Work required
Report, word for word, every line of the material that contains "Global".

The input
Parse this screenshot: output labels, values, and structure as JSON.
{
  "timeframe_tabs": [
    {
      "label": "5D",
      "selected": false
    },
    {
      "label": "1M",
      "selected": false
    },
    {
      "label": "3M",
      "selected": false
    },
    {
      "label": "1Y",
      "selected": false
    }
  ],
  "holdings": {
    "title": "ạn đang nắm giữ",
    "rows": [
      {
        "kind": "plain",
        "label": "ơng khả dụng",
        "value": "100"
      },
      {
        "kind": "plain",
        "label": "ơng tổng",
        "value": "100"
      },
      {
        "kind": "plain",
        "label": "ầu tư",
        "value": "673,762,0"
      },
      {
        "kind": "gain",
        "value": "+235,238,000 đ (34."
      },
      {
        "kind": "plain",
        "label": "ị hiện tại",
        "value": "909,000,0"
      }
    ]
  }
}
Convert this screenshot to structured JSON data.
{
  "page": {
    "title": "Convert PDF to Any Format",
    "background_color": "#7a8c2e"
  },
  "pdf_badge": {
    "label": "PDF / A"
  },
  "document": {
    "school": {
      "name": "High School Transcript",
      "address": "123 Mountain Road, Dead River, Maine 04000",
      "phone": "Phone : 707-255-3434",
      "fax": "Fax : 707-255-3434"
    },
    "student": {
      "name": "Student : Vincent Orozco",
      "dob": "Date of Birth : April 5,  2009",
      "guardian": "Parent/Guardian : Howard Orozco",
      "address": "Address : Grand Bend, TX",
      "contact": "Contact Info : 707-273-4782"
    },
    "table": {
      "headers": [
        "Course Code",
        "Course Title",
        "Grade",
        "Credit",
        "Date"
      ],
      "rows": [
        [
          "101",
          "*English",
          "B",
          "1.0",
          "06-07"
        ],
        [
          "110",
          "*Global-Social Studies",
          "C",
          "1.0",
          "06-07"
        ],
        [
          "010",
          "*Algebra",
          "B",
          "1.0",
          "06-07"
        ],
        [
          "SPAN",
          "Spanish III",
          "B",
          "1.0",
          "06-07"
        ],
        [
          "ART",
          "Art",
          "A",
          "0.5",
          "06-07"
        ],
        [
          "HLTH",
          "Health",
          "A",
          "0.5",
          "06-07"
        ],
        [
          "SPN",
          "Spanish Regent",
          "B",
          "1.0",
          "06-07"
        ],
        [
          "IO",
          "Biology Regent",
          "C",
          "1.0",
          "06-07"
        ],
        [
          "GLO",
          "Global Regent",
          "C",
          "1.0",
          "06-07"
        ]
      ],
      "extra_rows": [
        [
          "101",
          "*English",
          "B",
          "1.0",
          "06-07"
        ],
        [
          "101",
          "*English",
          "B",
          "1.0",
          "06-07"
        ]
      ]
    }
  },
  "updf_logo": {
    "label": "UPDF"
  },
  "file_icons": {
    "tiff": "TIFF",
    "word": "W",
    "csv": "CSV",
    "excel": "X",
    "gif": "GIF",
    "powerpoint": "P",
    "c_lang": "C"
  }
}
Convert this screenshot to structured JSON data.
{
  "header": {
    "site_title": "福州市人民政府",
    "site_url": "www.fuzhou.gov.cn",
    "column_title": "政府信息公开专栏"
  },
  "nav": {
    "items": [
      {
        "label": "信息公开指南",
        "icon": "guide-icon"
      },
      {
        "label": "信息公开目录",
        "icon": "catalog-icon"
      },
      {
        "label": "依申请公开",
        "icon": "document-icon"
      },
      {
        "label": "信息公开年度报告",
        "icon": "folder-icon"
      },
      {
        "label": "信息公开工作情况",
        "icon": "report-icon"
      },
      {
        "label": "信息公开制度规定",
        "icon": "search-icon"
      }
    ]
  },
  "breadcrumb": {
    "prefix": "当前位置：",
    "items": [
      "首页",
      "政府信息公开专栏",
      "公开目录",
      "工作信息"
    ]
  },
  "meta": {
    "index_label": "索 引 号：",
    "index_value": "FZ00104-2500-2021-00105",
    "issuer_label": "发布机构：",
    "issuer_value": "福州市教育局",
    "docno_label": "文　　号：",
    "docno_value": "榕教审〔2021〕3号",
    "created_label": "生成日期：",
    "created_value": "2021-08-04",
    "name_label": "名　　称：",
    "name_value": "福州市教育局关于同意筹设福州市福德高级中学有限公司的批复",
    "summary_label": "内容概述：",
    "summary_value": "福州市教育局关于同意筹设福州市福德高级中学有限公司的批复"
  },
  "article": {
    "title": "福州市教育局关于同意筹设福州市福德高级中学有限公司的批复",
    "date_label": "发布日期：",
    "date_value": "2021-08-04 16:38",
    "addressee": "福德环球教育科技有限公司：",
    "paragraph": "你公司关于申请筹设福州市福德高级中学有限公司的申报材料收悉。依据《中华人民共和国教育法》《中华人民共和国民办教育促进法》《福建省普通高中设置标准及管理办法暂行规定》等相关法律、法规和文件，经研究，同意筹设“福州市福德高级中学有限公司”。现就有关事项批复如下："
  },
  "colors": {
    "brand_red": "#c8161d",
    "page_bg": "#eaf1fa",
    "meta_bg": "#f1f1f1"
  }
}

Reply
          "*Global-Social Studies",
          "Global Regent",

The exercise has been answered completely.